Exercise requirements:
Find each line holding the word "What" and give the total alone.

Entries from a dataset
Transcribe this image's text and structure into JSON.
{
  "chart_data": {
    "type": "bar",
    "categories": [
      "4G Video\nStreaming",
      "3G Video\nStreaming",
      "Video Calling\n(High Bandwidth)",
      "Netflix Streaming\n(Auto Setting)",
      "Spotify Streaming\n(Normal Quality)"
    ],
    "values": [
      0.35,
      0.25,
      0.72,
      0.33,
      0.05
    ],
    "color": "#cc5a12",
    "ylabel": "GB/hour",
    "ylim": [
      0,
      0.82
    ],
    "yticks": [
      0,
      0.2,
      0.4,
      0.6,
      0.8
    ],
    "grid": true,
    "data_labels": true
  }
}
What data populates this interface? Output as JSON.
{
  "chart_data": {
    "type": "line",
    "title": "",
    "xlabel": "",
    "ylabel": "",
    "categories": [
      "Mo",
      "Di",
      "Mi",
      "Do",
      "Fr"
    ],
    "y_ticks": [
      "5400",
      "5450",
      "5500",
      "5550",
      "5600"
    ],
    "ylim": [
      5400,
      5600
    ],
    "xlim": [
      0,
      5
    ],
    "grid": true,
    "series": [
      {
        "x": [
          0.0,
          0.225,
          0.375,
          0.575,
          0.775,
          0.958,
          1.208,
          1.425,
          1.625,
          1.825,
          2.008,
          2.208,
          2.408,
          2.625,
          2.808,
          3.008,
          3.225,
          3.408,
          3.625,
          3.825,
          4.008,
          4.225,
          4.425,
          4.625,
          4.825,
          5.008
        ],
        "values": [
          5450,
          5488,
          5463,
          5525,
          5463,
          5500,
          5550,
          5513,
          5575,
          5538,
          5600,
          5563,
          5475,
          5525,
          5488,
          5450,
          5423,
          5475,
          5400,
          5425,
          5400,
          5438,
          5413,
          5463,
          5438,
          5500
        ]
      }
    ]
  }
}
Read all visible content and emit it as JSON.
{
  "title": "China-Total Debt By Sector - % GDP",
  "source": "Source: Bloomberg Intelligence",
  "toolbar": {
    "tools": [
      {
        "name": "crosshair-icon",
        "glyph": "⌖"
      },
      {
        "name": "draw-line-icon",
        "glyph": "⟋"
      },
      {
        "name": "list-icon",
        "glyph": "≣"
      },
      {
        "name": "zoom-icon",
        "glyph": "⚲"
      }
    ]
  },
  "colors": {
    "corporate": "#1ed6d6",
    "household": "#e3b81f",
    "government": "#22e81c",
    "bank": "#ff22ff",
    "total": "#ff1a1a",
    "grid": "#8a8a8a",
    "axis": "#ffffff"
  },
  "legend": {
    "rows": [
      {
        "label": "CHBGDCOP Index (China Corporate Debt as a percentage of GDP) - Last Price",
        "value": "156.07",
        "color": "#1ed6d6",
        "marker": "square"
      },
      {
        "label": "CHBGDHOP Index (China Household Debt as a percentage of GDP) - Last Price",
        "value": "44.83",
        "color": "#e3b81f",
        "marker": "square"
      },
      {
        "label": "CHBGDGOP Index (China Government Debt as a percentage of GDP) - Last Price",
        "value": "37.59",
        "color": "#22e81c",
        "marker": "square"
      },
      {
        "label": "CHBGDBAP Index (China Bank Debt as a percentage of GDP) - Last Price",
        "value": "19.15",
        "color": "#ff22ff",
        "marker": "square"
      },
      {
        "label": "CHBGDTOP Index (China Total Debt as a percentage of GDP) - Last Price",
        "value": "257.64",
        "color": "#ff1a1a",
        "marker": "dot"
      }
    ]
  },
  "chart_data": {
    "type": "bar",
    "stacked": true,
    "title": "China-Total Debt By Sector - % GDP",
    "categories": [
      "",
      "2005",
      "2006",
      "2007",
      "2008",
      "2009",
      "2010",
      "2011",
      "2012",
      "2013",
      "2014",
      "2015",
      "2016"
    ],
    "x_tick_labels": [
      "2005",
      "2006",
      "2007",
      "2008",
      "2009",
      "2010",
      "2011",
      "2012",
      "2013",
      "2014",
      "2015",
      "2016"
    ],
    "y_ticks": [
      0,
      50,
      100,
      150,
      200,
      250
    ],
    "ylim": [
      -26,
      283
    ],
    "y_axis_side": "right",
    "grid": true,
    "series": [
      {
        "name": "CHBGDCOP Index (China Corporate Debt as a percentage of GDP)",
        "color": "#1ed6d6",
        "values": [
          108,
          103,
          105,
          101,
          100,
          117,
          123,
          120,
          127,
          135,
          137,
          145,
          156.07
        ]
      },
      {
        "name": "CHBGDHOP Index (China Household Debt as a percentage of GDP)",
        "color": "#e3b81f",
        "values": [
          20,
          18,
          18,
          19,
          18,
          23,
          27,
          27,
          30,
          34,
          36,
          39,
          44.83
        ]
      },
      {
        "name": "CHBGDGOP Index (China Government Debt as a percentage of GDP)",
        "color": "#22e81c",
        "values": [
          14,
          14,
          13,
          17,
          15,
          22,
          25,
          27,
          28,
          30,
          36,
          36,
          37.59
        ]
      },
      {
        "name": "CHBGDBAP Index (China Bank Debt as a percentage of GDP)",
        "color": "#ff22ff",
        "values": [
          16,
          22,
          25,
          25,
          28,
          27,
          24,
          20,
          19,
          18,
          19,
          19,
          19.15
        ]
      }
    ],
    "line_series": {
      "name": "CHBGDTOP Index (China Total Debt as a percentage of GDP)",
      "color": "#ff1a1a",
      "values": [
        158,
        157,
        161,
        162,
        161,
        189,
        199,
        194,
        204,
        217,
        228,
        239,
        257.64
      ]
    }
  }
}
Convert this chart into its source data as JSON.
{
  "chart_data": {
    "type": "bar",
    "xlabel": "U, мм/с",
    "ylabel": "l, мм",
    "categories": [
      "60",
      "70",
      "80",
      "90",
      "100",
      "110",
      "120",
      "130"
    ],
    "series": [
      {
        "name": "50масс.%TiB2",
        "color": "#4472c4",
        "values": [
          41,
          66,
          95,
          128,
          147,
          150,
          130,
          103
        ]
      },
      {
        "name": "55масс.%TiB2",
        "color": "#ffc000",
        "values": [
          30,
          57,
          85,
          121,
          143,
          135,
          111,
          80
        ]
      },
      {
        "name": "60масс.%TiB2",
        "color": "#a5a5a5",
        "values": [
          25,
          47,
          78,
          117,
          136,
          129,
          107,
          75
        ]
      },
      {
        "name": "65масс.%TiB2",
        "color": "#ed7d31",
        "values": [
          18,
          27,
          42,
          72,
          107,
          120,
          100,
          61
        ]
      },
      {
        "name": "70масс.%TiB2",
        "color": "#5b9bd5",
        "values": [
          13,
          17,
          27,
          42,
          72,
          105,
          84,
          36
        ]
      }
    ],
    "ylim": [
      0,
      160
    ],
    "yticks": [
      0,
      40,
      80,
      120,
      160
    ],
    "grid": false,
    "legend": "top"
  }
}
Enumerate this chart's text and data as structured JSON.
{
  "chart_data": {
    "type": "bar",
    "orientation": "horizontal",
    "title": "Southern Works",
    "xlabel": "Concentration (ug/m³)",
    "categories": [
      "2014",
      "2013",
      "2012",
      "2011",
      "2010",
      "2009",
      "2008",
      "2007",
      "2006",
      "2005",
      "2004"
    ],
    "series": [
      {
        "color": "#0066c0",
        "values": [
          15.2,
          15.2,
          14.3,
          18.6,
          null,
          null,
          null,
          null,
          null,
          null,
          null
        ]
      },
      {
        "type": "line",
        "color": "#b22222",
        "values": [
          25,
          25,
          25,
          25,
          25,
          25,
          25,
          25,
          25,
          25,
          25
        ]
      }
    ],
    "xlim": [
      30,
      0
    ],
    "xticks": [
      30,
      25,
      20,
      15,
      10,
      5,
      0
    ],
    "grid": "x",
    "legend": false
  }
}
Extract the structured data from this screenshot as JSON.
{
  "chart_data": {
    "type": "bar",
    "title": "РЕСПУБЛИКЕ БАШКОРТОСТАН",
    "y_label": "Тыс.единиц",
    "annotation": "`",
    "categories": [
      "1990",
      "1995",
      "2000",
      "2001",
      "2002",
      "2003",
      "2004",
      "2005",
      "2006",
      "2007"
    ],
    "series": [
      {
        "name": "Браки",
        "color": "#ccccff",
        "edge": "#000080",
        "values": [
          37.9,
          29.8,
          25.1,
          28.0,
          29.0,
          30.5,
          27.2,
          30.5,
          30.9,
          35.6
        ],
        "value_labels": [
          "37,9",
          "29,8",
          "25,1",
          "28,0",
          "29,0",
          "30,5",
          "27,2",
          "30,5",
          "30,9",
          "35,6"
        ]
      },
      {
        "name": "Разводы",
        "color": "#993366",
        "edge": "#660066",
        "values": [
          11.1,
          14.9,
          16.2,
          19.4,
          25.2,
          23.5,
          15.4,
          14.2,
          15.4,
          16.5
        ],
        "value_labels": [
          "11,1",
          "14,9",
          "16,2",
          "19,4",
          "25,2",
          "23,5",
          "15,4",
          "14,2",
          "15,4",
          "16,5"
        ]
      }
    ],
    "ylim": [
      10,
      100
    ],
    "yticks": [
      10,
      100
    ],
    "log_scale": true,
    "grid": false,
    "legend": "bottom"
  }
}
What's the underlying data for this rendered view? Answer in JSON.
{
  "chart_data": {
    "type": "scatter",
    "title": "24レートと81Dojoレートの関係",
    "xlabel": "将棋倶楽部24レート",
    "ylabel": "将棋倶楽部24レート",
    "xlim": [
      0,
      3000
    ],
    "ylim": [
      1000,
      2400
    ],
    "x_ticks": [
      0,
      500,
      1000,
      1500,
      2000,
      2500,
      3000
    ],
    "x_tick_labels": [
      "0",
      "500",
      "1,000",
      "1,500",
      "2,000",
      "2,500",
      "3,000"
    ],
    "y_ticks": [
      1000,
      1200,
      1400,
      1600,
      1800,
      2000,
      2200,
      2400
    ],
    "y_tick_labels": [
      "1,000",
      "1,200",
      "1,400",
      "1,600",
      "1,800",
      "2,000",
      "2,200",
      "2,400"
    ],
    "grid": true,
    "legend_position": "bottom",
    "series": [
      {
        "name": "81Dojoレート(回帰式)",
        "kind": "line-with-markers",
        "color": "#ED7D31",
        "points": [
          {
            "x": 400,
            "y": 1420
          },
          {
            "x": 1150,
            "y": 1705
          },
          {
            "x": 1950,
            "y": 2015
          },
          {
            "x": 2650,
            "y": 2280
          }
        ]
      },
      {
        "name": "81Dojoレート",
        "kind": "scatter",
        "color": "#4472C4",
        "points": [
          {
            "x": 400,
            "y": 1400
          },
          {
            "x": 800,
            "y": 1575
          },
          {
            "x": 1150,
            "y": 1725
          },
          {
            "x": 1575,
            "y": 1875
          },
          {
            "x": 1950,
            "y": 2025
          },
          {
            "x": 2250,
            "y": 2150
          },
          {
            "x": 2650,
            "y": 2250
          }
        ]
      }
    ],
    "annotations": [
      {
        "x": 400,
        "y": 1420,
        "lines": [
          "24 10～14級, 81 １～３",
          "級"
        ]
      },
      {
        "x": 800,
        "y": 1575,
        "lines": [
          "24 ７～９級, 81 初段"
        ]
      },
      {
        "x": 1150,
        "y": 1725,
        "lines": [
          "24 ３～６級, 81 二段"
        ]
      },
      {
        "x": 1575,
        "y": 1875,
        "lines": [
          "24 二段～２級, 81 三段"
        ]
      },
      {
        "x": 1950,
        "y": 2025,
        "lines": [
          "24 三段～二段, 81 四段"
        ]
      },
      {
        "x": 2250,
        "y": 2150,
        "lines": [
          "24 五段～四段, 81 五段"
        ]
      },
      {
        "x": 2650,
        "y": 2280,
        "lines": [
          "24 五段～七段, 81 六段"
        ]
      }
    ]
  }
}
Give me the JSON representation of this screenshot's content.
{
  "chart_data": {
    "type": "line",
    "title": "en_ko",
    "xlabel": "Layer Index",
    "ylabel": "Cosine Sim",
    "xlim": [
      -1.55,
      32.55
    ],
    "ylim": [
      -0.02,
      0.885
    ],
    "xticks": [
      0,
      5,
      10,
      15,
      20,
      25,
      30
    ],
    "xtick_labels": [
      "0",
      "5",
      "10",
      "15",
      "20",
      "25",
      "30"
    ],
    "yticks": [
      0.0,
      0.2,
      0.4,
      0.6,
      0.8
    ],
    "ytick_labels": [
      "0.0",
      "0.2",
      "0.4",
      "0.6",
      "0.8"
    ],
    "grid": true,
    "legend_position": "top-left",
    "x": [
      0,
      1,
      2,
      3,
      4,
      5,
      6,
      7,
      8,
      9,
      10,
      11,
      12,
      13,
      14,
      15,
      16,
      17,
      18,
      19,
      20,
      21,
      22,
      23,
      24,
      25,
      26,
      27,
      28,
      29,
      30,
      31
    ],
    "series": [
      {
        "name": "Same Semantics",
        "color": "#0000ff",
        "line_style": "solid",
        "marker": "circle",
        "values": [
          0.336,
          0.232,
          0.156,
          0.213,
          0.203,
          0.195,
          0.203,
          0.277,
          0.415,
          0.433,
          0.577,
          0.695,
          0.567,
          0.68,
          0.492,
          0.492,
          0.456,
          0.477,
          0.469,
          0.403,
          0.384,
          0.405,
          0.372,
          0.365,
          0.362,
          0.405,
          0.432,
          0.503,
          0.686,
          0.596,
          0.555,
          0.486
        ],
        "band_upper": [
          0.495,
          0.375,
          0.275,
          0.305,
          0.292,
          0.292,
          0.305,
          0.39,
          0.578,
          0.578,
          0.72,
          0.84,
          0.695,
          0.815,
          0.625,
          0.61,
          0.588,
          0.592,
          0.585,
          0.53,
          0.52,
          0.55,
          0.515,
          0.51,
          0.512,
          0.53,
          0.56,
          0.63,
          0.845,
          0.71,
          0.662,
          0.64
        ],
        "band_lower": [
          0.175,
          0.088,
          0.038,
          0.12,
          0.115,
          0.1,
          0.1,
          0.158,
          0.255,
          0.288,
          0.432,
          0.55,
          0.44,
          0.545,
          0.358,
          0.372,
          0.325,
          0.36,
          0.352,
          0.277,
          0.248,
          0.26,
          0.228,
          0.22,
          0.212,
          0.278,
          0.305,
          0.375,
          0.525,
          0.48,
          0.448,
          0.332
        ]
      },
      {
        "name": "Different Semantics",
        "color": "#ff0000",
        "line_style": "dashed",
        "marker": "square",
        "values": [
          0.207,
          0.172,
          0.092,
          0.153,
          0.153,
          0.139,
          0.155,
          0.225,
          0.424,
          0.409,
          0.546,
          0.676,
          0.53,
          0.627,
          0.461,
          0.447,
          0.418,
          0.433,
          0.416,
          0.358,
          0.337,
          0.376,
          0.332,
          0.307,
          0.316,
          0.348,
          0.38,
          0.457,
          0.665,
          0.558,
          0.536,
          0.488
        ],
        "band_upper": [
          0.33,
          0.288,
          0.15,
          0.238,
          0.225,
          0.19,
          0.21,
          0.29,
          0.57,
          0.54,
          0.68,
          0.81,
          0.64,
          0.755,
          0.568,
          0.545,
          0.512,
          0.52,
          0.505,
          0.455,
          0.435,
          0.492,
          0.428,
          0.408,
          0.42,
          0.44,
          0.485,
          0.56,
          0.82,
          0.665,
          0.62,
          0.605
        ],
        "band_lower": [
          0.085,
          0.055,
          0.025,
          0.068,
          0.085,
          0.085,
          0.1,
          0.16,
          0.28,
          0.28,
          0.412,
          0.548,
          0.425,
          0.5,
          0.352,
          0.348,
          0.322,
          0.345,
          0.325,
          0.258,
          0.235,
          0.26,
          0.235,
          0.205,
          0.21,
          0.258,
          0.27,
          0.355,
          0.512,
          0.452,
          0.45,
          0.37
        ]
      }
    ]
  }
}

Problem solution:
2